INSTRUCTIONS FOR THE TASK:
Reproduce the whole listing, character for character.

^^^^

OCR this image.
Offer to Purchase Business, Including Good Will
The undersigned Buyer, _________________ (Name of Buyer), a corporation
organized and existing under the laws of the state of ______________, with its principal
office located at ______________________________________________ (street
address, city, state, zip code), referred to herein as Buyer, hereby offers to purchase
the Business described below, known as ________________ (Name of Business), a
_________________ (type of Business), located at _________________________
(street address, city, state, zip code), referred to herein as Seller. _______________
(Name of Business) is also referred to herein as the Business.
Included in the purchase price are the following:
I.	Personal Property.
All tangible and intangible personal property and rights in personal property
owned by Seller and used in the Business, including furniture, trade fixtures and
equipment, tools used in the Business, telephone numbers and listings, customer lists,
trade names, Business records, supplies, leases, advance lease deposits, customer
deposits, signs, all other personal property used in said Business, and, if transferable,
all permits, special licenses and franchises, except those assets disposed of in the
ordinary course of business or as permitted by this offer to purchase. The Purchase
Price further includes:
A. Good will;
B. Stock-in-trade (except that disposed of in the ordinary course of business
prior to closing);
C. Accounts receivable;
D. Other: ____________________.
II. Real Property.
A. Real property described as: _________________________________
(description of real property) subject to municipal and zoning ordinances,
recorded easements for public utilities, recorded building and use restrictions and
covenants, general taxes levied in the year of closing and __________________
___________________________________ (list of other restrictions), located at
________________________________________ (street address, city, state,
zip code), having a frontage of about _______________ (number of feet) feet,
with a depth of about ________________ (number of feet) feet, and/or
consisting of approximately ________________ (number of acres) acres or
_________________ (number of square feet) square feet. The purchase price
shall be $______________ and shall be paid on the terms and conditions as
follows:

^^^^

PROBLEM SOLUTION:
OCR this image.
Offer to Purchase Business, Including Good Will
The undersigned Buyer, _________________ (Name of Buyer), a corporation
organized and existing under the laws of the state of ______________, with its principal
office located at ______________________________________________ (street
address, city, state, zip code), referred to herein as Buyer, hereby offers to purchase
the Business described below, known as ________________ (Name of Business), a
_________________ (type of Business), located at _________________________
(street address, city, state, zip code), referred to herein as Seller. _______________
(Name of Business) is also referred to herein as the Business.
Included in the purchase price are the following:
I.	Personal Property.
All tangible and intangible personal property and rights in personal property
owned by Seller and used in the Business, including furniture, trade fixtures and
equipment, tools used in the Business, telephone numbers and listings, customer lists,
trade names, Business records, supplies, leases, advance lease deposits, customer
deposits, signs, all other personal property used in said Business, and, if transferable,
all permits, special licenses and franchises, except those assets disposed of in the
ordinary course of business or as permitted by this offer to purchase. The Purchase
Price further includes:
A. Good will;
B. Stock-in-trade (except that disposed of in the ordinary course of business
prior to closing);
C. Accounts receivable;
D. Other: ____________________.
II. Real Property.
A. Real property described as: _________________________________
(description of real property) subject to municipal and zoning ordinances,
recorded easements for public utilities, recorded building and use restrictions and
covenants, general taxes levied in the year of closing and __________________
___________________________________ (list of other restrictions), located at
________________________________________ (street address, city, state,
zip code), having a frontage of about _______________ (number of feet) feet,
with a depth of about ________________ (number of feet) feet, and/or
consisting of approximately ________________ (number of acres) acres or
_________________ (number of square feet) square feet. The purchase price
shall be $______________ and shall be paid on the terms and conditions as
follows:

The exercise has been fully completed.